* [Do this]: Find how many lines in the data below include the word "Tiempo", then write only that number.

* [Records shown]:
:::::
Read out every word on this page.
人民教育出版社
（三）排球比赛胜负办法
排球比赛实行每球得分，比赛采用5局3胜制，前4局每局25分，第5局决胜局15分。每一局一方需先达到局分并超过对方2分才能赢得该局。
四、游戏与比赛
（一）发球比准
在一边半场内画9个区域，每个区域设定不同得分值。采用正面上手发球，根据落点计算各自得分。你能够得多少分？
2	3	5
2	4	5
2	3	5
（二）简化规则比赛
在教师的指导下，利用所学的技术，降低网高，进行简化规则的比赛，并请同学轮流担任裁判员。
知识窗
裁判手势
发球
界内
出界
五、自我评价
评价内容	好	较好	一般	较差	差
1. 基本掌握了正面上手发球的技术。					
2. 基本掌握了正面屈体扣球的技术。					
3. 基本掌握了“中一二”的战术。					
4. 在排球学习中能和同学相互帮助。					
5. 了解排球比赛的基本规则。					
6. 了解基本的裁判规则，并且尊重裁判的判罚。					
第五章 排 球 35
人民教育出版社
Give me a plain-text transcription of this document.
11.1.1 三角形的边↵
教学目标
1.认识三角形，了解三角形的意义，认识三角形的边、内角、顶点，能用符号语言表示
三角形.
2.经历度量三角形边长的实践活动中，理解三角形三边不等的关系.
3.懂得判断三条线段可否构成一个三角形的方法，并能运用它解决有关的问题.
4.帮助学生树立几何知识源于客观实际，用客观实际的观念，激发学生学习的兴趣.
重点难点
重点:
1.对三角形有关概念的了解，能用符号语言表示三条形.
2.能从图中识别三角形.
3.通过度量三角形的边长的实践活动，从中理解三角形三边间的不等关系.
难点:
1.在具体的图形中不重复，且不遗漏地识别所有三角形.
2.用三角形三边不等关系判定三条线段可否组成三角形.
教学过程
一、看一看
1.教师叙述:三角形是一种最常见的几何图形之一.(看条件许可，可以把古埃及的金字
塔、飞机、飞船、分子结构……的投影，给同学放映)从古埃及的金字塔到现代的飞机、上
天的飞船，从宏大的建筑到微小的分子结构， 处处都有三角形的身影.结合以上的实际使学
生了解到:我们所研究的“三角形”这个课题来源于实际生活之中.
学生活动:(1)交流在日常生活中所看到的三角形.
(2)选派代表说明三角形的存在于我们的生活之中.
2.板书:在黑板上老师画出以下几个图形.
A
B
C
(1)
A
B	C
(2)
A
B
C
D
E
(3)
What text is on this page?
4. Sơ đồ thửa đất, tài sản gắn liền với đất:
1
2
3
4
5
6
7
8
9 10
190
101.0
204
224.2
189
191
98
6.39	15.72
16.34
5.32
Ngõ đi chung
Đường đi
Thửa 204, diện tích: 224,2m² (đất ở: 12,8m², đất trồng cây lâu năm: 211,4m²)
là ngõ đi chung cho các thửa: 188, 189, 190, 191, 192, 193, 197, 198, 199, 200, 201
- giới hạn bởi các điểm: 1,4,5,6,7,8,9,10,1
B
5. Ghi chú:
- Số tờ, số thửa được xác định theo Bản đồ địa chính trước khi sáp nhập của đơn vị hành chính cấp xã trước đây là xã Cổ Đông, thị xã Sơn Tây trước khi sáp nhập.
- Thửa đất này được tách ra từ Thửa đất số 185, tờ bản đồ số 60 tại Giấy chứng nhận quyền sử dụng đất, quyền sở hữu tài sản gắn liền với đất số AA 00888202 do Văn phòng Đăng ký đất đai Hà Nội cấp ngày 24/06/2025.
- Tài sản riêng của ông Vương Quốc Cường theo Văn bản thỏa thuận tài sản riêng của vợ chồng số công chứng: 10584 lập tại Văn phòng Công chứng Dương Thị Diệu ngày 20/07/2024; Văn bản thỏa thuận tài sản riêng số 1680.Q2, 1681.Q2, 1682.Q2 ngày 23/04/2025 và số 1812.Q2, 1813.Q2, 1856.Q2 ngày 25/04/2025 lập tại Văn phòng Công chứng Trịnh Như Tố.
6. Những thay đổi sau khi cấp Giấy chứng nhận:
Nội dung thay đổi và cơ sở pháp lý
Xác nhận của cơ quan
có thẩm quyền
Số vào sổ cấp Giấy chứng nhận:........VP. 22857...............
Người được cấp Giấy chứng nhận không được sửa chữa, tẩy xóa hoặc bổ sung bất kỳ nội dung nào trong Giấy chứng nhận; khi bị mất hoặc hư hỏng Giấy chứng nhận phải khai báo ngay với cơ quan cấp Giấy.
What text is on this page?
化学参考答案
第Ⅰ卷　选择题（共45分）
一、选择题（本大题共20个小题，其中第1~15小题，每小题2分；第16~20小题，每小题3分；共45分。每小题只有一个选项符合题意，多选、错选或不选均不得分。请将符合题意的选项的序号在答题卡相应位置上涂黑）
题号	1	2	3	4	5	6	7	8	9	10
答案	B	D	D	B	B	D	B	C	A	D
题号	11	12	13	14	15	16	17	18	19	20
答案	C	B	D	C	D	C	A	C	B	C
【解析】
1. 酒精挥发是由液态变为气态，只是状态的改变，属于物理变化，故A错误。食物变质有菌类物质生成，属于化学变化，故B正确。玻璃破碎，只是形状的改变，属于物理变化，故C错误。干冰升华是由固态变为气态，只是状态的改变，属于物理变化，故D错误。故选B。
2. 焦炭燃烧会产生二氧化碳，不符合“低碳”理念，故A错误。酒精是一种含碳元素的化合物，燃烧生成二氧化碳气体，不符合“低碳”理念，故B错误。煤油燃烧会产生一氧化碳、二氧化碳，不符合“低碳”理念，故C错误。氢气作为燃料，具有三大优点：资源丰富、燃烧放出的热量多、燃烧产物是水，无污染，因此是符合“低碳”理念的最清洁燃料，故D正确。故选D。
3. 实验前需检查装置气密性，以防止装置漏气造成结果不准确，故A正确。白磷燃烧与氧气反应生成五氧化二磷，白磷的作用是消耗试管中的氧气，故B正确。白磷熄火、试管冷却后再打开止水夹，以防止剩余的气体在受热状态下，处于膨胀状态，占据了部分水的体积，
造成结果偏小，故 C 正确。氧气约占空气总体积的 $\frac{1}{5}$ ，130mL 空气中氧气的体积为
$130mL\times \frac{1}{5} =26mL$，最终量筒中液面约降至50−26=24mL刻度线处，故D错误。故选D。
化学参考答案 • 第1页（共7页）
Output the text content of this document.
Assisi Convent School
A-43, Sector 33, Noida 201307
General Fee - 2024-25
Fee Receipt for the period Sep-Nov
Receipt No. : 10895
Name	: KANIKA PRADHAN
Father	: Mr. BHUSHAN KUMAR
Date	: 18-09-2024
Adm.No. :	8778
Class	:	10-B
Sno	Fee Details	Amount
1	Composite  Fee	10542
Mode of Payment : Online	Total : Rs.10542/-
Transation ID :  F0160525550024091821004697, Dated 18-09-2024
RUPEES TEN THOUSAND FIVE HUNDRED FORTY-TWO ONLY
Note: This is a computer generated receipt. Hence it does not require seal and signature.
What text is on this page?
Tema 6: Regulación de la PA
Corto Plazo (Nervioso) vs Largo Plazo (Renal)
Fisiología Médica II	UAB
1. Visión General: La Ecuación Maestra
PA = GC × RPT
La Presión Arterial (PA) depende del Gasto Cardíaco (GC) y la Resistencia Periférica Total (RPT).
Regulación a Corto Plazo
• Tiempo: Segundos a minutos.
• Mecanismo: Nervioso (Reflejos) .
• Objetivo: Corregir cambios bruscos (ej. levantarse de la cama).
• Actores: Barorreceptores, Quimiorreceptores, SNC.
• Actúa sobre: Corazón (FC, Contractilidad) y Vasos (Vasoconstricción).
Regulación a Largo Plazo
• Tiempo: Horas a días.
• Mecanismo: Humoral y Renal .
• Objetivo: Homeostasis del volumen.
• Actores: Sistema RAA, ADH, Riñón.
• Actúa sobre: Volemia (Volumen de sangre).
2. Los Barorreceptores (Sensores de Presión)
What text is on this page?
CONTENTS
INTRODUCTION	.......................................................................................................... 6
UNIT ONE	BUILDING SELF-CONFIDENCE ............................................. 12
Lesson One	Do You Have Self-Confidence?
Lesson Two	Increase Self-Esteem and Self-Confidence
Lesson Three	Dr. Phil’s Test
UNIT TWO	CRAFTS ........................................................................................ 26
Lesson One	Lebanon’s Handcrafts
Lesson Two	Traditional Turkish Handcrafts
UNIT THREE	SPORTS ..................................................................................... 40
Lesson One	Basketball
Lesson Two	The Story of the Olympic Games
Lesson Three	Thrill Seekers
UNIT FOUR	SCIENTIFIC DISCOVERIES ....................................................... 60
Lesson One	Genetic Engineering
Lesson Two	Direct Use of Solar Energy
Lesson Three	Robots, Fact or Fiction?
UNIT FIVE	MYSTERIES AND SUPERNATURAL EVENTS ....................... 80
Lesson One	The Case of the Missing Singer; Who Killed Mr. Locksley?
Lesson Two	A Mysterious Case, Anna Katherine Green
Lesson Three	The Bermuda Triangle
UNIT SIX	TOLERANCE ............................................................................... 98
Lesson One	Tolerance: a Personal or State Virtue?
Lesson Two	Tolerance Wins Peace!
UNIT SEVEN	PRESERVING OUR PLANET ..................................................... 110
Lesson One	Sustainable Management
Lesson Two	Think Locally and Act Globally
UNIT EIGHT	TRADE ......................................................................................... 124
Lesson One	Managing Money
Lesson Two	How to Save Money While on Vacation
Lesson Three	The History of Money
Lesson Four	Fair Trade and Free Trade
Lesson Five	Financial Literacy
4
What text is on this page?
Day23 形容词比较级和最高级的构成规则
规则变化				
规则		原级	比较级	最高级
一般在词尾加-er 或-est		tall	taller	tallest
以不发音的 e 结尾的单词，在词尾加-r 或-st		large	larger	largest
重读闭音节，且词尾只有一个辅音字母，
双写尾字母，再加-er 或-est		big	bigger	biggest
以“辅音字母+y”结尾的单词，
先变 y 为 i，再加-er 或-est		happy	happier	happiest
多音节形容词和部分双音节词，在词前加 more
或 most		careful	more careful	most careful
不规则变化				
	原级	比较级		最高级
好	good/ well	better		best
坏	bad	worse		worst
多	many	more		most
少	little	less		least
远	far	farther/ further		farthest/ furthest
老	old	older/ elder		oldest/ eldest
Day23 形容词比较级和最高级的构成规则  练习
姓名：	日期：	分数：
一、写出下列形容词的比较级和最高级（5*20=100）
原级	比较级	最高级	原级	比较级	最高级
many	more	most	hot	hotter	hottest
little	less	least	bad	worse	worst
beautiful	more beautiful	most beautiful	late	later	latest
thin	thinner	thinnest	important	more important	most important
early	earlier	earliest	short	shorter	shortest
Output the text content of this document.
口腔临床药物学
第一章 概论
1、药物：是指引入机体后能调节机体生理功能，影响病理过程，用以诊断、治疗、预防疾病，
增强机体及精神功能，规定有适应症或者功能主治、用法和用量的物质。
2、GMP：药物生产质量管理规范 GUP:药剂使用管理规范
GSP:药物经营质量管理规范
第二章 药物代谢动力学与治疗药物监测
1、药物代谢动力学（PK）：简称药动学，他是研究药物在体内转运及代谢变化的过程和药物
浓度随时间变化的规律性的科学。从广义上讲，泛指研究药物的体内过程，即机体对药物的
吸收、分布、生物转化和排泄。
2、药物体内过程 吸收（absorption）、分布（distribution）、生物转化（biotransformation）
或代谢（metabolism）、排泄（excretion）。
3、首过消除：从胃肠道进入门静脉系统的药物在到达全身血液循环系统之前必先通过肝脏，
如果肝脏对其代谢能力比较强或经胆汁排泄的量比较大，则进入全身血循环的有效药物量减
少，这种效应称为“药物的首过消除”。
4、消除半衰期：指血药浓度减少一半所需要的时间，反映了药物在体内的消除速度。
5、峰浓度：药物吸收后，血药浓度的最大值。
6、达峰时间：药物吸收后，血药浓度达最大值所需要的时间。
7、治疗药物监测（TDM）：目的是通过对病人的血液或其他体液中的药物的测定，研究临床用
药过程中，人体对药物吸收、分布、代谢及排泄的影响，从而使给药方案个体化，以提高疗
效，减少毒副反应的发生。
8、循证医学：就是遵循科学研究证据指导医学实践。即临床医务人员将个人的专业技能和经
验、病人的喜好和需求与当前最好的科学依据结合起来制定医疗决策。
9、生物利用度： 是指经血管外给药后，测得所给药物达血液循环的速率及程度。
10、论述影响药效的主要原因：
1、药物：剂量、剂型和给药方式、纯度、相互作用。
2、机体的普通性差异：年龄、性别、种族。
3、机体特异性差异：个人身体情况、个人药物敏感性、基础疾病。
:::::
* [Response]: 2